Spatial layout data

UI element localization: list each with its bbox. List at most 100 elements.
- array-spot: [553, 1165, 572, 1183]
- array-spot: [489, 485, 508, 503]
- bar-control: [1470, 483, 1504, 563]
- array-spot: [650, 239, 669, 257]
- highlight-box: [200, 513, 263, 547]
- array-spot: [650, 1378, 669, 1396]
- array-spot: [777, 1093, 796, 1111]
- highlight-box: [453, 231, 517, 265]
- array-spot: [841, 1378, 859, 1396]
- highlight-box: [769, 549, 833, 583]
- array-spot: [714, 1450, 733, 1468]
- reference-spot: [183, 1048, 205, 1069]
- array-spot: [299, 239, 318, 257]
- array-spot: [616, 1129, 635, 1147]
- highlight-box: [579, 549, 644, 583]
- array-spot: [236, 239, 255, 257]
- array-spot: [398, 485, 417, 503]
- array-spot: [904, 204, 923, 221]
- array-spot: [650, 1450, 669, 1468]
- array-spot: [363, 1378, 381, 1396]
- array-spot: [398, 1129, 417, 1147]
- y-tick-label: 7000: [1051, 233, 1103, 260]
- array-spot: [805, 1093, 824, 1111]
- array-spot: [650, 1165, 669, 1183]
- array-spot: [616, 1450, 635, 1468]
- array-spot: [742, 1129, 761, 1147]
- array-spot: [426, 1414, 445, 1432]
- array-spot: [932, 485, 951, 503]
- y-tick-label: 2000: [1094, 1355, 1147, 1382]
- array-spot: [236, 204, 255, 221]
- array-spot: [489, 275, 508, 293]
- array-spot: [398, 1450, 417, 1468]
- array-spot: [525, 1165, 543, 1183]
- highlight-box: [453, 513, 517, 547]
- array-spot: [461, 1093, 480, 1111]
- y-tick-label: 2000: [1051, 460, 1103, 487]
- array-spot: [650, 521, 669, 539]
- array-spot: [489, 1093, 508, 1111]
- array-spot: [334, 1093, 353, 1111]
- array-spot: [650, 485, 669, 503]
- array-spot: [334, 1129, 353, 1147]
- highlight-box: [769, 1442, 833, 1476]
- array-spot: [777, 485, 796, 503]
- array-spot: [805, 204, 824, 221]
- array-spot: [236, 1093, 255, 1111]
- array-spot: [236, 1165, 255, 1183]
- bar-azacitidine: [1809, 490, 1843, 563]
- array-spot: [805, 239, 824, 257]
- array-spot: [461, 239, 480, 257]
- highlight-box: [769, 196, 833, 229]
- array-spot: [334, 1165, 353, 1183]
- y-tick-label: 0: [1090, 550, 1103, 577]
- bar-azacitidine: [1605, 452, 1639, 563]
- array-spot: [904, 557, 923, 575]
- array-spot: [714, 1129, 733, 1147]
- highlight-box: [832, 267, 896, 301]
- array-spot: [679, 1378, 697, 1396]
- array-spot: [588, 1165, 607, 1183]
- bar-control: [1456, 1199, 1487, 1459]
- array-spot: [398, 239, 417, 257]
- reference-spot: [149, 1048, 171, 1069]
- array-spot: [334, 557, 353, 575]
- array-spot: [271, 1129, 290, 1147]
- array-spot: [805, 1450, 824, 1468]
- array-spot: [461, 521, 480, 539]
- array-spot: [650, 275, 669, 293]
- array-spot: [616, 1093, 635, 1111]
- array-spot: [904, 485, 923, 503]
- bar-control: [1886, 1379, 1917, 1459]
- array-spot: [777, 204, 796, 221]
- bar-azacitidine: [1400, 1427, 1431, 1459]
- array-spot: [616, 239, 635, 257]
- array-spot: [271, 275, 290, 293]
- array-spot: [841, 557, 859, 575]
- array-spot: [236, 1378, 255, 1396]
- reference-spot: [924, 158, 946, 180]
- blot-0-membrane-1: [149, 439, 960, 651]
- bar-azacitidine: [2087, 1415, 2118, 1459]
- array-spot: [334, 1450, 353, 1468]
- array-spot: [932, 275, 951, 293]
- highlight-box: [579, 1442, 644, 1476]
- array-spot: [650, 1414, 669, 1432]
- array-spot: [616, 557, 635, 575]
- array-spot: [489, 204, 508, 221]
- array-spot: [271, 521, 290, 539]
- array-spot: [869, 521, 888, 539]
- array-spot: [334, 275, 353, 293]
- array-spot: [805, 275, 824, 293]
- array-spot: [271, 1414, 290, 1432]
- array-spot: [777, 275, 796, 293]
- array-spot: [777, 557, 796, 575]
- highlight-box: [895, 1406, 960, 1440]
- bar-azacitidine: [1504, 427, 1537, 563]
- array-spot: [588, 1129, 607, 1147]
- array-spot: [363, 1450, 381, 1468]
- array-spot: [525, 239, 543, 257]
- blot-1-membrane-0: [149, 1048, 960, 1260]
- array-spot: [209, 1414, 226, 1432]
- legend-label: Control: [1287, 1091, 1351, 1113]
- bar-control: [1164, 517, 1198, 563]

**SHORT EXERCISE**
Return the lines of the records above without any changes, starting with the first line and ending with the line that contains "- array-spot: [334, 1165, 353, 1183]".

**SOLVED EXERCISE**
UI element localization: list each with its bbox. List at most 100 elements.
- array-spot: [553, 1165, 572, 1183]
- array-spot: [489, 485, 508, 503]
- bar-control: [1470, 483, 1504, 563]
- array-spot: [650, 239, 669, 257]
- highlight-box: [200, 513, 263, 547]
- array-spot: [650, 1378, 669, 1396]
- array-spot: [777, 1093, 796, 1111]
- highlight-box: [453, 231, 517, 265]
- array-spot: [841, 1378, 859, 1396]
- highlight-box: [769, 549, 833, 583]
- array-spot: [714, 1450, 733, 1468]
- reference-spot: [183, 1048, 205, 1069]
- array-spot: [299, 239, 318, 257]
- array-spot: [616, 1129, 635, 1147]
- highlight-box: [579, 549, 644, 583]
- array-spot: [236, 239, 255, 257]
- array-spot: [398, 485, 417, 503]
- array-spot: [904, 204, 923, 221]
- array-spot: [650, 1450, 669, 1468]
- array-spot: [363, 1378, 381, 1396]
- array-spot: [398, 1129, 417, 1147]
- y-tick-label: 7000: [1051, 233, 1103, 260]
- array-spot: [805, 1093, 824, 1111]
- array-spot: [650, 1165, 669, 1183]
- array-spot: [616, 1450, 635, 1468]
- array-spot: [742, 1129, 761, 1147]
- array-spot: [426, 1414, 445, 1432]
- array-spot: [932, 485, 951, 503]
- y-tick-label: 2000: [1094, 1355, 1147, 1382]
- array-spot: [236, 204, 255, 221]
- array-spot: [489, 275, 508, 293]
- array-spot: [398, 1450, 417, 1468]
- array-spot: [525, 1165, 543, 1183]
- highlight-box: [453, 513, 517, 547]
- array-spot: [461, 1093, 480, 1111]
- y-tick-label: 2000: [1051, 460, 1103, 487]
- array-spot: [650, 521, 669, 539]
- array-spot: [489, 1093, 508, 1111]
- array-spot: [334, 1093, 353, 1111]
- array-spot: [650, 485, 669, 503]
- array-spot: [334, 1129, 353, 1147]
- highlight-box: [769, 1442, 833, 1476]
- array-spot: [777, 485, 796, 503]
- array-spot: [805, 204, 824, 221]
- array-spot: [236, 1093, 255, 1111]
- array-spot: [236, 1165, 255, 1183]
- bar-azacitidine: [1809, 490, 1843, 563]
- array-spot: [805, 239, 824, 257]
- array-spot: [461, 239, 480, 257]
- highlight-box: [769, 196, 833, 229]
- array-spot: [334, 1165, 353, 1183]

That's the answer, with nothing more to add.